Dataset rows
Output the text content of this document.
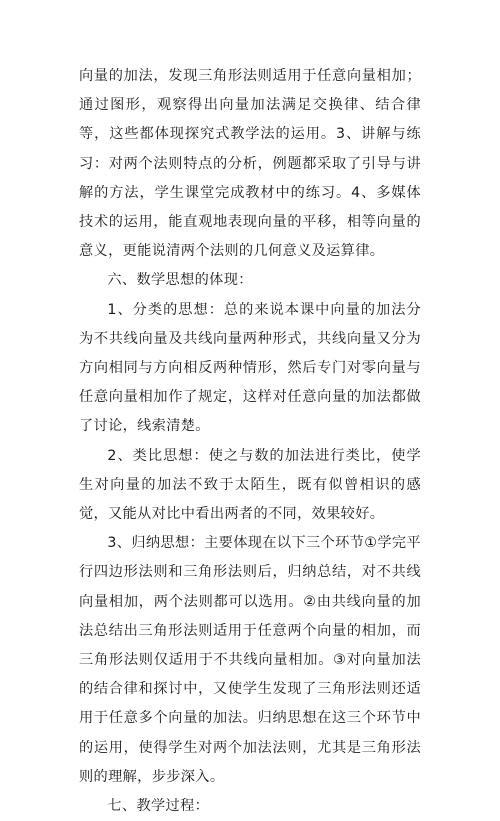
向量的加法，发现三角形法则适用于任意向量相加；通过图形，观察得出向量加法满足交换律、结合律等，这些都体现探究式教学法的运用。3、讲解与练习：对两个法则特点的分析，例题都采取了引导与讲解的方法，学生课堂完成教材中的练习。4、多媒体技术的运用，能直观地表现向量的平移，相等向量的意义，更能说清两个法则的几何意义及运算律。

六、数学思想的体现：

1、分类的思想：总的来说本课中向量的加法分为不共线向量及共线向量两种形式，共线向量又分为方向相同与方向相反两种情形，然后专门对零向量与任意向量相加作了规定，这样对任意向量的加法都做了讨论，线索清楚。

2、类比思想：使之与数的加法进行类比，使学生对向量的加法不致于太陌生，既有似曾相识的感觉，又能从对比中看出两者的不同，效果较好。

3、归纳思想：主要体现在以下三个环节①学完平行四边形法则和三角形法则后，归纳总结，对不共线向量相加，两个法则都可以选用。②由共线向量的加法总结出三角形法则适用于任意两个向量的相加，而三角形法则仅适用于不共线向量相加。③对向量加法的结合律和探讨中，又使学生发现了三角形法则还适用于任意多个向量的加法。归纳思想在这三个环节中的运用，使得学生对两个加法法则，尤其是三角形法则的理解，步步深入。

七、教学过程：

Aim >> Write the material out again exactly as it appears, dropping the pictures.

Written answer >>
Output the text content of this document.
向量的加法，发现三角形法则适用于任意向量相加；通过图形，观察得出向量加法满足交换律、结合律等，这些都体现探究式教学法的运用。3、讲解与练习：对两个法则特点的分析，例题都采取了引导与讲解的方法，学生课堂完成教材中的练习。4、多媒体技术的运用，能直观地表现向量的平移，相等向量的意义，更能说清两个法则的几何意义及运算律。

六、数学思想的体现：

1、分类的思想：总的来说本课中向量的加法分为不共线向量及共线向量两种形式，共线向量又分为方向相同与方向相反两种情形，然后专门对零向量与任意向量相加作了规定，这样对任意向量的加法都做了讨论，线索清楚。

2、类比思想：使之与数的加法进行类比，使学生对向量的加法不致于太陌生，既有似曾相识的感觉，又能从对比中看出两者的不同，效果较好。

3、归纳思想：主要体现在以下三个环节①学完平行四边形法则和三角形法则后，归纳总结，对不共线向量相加，两个法则都可以选用。②由共线向量的加法总结出三角形法则适用于任意两个向量的相加，而三角形法则仅适用于不共线向量相加。③对向量加法的结合律和探讨中，又使学生发现了三角形法则还适用于任意多个向量的加法。归纳思想在这三个环节中的运用，使得学生对两个加法法则，尤其是三角形法则的理解，步步深入。

七、教学过程：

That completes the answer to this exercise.